## RECORD EXCERPTS

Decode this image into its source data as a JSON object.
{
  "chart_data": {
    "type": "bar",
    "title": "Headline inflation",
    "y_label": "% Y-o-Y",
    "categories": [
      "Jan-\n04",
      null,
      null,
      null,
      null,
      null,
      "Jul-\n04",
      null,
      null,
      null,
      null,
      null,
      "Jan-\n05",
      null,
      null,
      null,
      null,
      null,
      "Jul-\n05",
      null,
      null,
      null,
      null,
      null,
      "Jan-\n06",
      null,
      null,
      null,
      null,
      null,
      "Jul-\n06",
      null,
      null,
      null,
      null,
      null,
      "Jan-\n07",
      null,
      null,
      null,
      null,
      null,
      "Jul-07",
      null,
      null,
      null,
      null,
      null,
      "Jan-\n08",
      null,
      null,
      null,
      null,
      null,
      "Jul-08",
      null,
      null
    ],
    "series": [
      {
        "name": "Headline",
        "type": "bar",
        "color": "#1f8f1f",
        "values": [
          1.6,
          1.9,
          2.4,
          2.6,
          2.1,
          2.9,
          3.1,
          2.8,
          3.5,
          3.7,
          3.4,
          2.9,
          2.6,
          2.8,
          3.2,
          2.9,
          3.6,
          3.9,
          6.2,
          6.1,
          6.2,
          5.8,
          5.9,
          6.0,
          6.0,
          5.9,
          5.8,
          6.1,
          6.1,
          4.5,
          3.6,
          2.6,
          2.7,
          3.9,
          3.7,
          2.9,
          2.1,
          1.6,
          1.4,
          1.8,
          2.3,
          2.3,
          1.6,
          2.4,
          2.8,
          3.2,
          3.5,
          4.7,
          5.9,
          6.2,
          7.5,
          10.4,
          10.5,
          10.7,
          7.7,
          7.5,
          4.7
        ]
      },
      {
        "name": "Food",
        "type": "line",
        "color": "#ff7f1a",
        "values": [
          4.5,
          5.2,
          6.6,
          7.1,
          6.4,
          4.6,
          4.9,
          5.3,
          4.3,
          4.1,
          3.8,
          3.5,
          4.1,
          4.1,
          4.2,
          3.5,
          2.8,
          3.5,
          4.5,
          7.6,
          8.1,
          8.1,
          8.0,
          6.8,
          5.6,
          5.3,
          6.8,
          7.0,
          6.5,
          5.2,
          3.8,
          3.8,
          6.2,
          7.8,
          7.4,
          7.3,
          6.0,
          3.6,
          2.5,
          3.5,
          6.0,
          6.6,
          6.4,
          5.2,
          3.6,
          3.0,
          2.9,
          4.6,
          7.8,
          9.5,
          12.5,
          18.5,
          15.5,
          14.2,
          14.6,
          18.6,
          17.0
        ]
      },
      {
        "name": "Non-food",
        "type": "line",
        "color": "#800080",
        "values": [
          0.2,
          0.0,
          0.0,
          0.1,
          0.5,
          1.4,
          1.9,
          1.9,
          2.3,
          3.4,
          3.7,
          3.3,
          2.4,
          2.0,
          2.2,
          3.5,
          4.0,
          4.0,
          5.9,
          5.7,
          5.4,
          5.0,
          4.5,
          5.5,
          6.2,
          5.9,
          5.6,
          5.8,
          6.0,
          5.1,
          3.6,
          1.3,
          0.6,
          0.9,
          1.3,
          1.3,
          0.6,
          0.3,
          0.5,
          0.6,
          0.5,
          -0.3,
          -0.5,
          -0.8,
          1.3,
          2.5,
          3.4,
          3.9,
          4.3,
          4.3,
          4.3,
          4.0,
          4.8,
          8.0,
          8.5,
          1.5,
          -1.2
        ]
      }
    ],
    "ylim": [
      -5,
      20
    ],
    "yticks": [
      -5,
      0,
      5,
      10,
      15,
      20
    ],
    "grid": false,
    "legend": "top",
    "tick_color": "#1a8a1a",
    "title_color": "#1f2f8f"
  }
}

## GIVEN REQUEST
Please restate the records in full, word for word.

## RESULT OF THIS TASK
Decode this image into its source data as a JSON object.
{
  "chart_data": {
    "type": "bar",
    "title": "Headline inflation",
    "y_label": "% Y-o-Y",
    "categories": [
      "Jan-\n04",
      null,
      null,
      null,
      null,
      null,
      "Jul-\n04",
      null,
      null,
      null,
      null,
      null,
      "Jan-\n05",
      null,
      null,
      null,
      null,
      null,
      "Jul-\n05",
      null,
      null,
      null,
      null,
      null,
      "Jan-\n06",
      null,
      null,
      null,
      null,
      null,
      "Jul-\n06",
      null,
      null,
      null,
      null,
      null,
      "Jan-\n07",
      null,
      null,
      null,
      null,
      null,
      "Jul-07",
      null,
      null,
      null,
      null,
      null,
      "Jan-\n08",
      null,
      null,
      null,
      null,
      null,
      "Jul-08",
      null,
      null
    ],
    "series": [
      {
        "name": "Headline",
        "type": "bar",
        "color": "#1f8f1f",
        "values": [
          1.6,
          1.9,
          2.4,
          2.6,
          2.1,
          2.9,
          3.1,
          2.8,
          3.5,
          3.7,
          3.4,
          2.9,
          2.6,
          2.8,
          3.2,
          2.9,
          3.6,
          3.9,
          6.2,
          6.1,
          6.2,
          5.8,
          5.9,
          6.0,
          6.0,
          5.9,
          5.8,
          6.1,
          6.1,
          4.5,
          3.6,
          2.6,
          2.7,
          3.9,
          3.7,
          2.9,
          2.1,
          1.6,
          1.4,
          1.8,
          2.3,
          2.3,
          1.6,
          2.4,
          2.8,
          3.2,
          3.5,
          4.7,
          5.9,
          6.2,
          7.5,
          10.4,
          10.5,
          10.7,
          7.7,
          7.5,
          4.7
        ]
      },
      {
        "name": "Food",
        "type": "line",
        "color": "#ff7f1a",
        "values": [
          4.5,
          5.2,
          6.6,
          7.1,
          6.4,
          4.6,
          4.9,
          5.3,
          4.3,
          4.1,
          3.8,
          3.5,
          4.1,
          4.1,
          4.2,
          3.5,
          2.8,
          3.5,
          4.5,
          7.6,
          8.1,
          8.1,
          8.0,
          6.8,
          5.6,
          5.3,
          6.8,
          7.0,
          6.5,
          5.2,
          3.8,
          3.8,
          6.2,
          7.8,
          7.4,
          7.3,
          6.0,
          3.6,
          2.5,
          3.5,
          6.0,
          6.6,
          6.4,
          5.2,
          3.6,
          3.0,
          2.9,
          4.6,
          7.8,
          9.5,
          12.5,
          18.5,
          15.5,
          14.2,
          14.6,
          18.6,
          17.0
        ]
      },
      {
        "name": "Non-food",
        "type": "line",
        "color": "#800080",
        "values": [
          0.2,
          0.0,
          0.0,
          0.1,
          0.5,
          1.4,
          1.9,
          1.9,
          2.3,
          3.4,
          3.7,
          3.3,
          2.4,
          2.0,
          2.2,
          3.5,
          4.0,
          4.0,
          5.9,
          5.7,
          5.4,
          5.0,
          4.5,
          5.5,
          6.2,
          5.9,
          5.6,
          5.8,
          6.0,
          5.1,
          3.6,
          1.3,
          0.6,
          0.9,
          1.3,
          1.3,
          0.6,
          0.3,
          0.5,
          0.6,
          0.5,
          -0.3,
          -0.5,
          -0.8,
          1.3,
          2.5,
          3.4,
          3.9,
          4.3,
          4.3,
          4.3,
          4.0,
          4.8,
          8.0,
          8.5,
          1.5,
          -1.2
        ]
      }
    ],
    "ylim": [
      -5,
      20
    ],
    "yticks": [
      -5,
      0,
      5,
      10,
      15,
      20
    ],
    "grid": false,
    "legend": "top",
    "tick_color": "#1a8a1a",
    "title_color": "#1f2f8f"
  }
}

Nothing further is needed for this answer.